> _TASK DESCRIPTION_: What follows is a set of records; restate each one word for word and drop the pictures.

___ DATA SUPPLIED ___

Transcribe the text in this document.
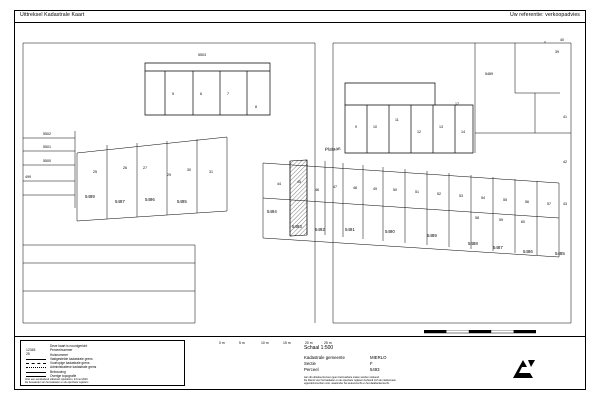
Uittreksel Kadastrale Kaart	Uw referentie: verkoopadvies
5503
5	6	7
8
9	10
11
12
13
14
17
5489
39
40
5502
5501
5500
499
5499
5497	5496	5495
25
26	27
29
30	31
Plataan
5494
5493
5492	5491	5490
5489
5488
5487
5486	5485
44	45
46
47	48	49	50	51	52	53	54	55	56	57
58	59	60
41
42
43
Deze kaart is noordgericht
12345	Perceelnummer
25	Huisnummer
Vastgestelde kadastrale grens
Voorlopige kadastrale grens
Administratieve kadastrale grens
Bebouwing
Overige topografie
Voor een eensluidend uittreksel, Apeldoorn, 23 mei 2016
De bewaarder van het kadaster en de openbare registers
0 m	5 m	10 m	15 m	20 m	25 m
Schaal 1:500
Kadastrale gemeente	MIERLO
Sectie	F
Perceel	5493
Aan dit uittreksel kunnen geen betrouwbare maten worden ontleend.
De Dienst voor het kadaster en de openbare registers behoudt zich de intellectuele
eigendomsrechten voor, waaronder het auteursrecht en het databankenrecht.
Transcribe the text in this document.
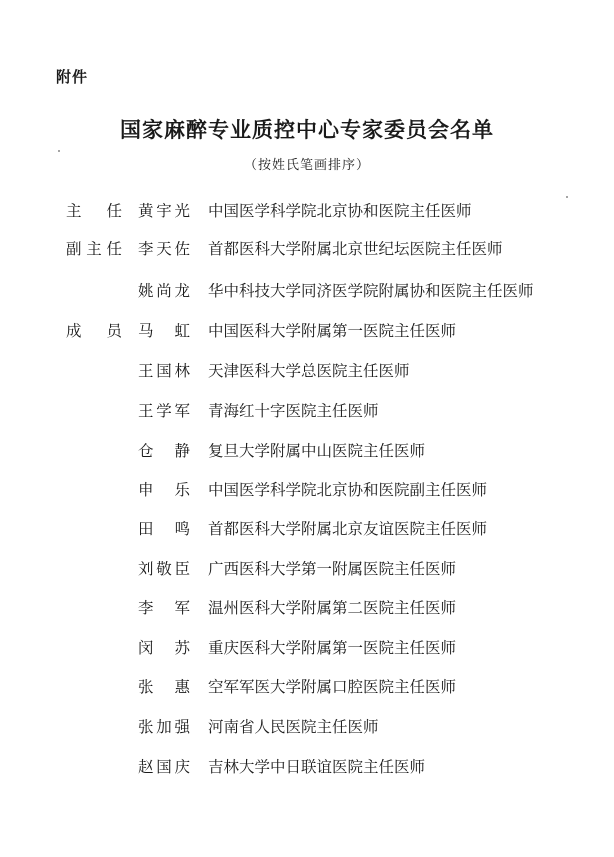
附件
国家麻醉专业质控中心专家委员会名单
（按姓氏笔画排序）
主任 黄宇光 中国医学科学院北京协和医院主任医师
副主任 李天佐 首都医科大学附属北京世纪坛医院主任医师
姚尚龙 华中科技大学同济医学院附属协和医院主任医师
成员 马虹 中国医科大学附属第一医院主任医师
王国林 天津医科大学总医院主任医师
王学军 青海红十字医院主任医师
仓静 复旦大学附属中山医院主任医师
申乐 中国医学科学院北京协和医院副主任医师
田鸣 首都医科大学附属北京友谊医院主任医师
刘敬臣 广西医科大学第一附属医院主任医师
李军 温州医科大学附属第二医院主任医师
闵苏 重庆医科大学附属第一医院主任医师
张惠 空军军医大学附属口腔医院主任医师
张加强 河南省人民医院主任医师
赵国庆 吉林大学中日联谊医院主任医师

___

> _RIGHT ANSWER_:
Transcribe the text in this document.
Uittreksel Kadastrale Kaart	Uw referentie: verkoopadvies
5503
5	6	7
8
9	10
11
12
13
14
17
5489
39
40
5502
5501
5500
499
5499
5497	5496	5495
25
26	27
29
30	31
Plataan
5494
5493
5492	5491	5490
5489
5488
5487
5486	5485
44	45
46
47	48	49	50	51	52	53	54	55	56	57
58	59	60
41
42
43
Deze kaart is noordgericht
12345	Perceelnummer
25	Huisnummer
Vastgestelde kadastrale grens
Voorlopige kadastrale grens
Administratieve kadastrale grens
Bebouwing
Overige topografie
Voor een eensluidend uittreksel, Apeldoorn, 23 mei 2016
De bewaarder van het kadaster en de openbare registers
0 m	5 m	10 m	15 m	20 m	25 m
Schaal 1:500
Kadastrale gemeente	MIERLO
Sectie	F
Perceel	5493
Aan dit uittreksel kunnen geen betrouwbare maten worden ontleend.
De Dienst voor het kadaster en de openbare registers behoudt zich de intellectuele
eigendomsrechten voor, waaronder het auteursrecht en het databankenrecht.
Transcribe the text in this document.
附件
国家麻醉专业质控中心专家委员会名单
（按姓氏笔画排序）
主任 黄宇光 中国医学科学院北京协和医院主任医师
副主任 李天佐 首都医科大学附属北京世纪坛医院主任医师
姚尚龙 华中科技大学同济医学院附属协和医院主任医师
成员 马虹 中国医科大学附属第一医院主任医师
王国林 天津医科大学总医院主任医师
王学军 青海红十字医院主任医师
仓静 复旦大学附属中山医院主任医师
申乐 中国医学科学院北京协和医院副主任医师
田鸣 首都医科大学附属北京友谊医院主任医师
刘敬臣 广西医科大学第一附属医院主任医师
李军 温州医科大学附属第二医院主任医师
闵苏 重庆医科大学附属第一医院主任医师
张惠 空军军医大学附属口腔医院主任医师
张加强 河南省人民医院主任医师
赵国庆 吉林大学中日联谊医院主任医师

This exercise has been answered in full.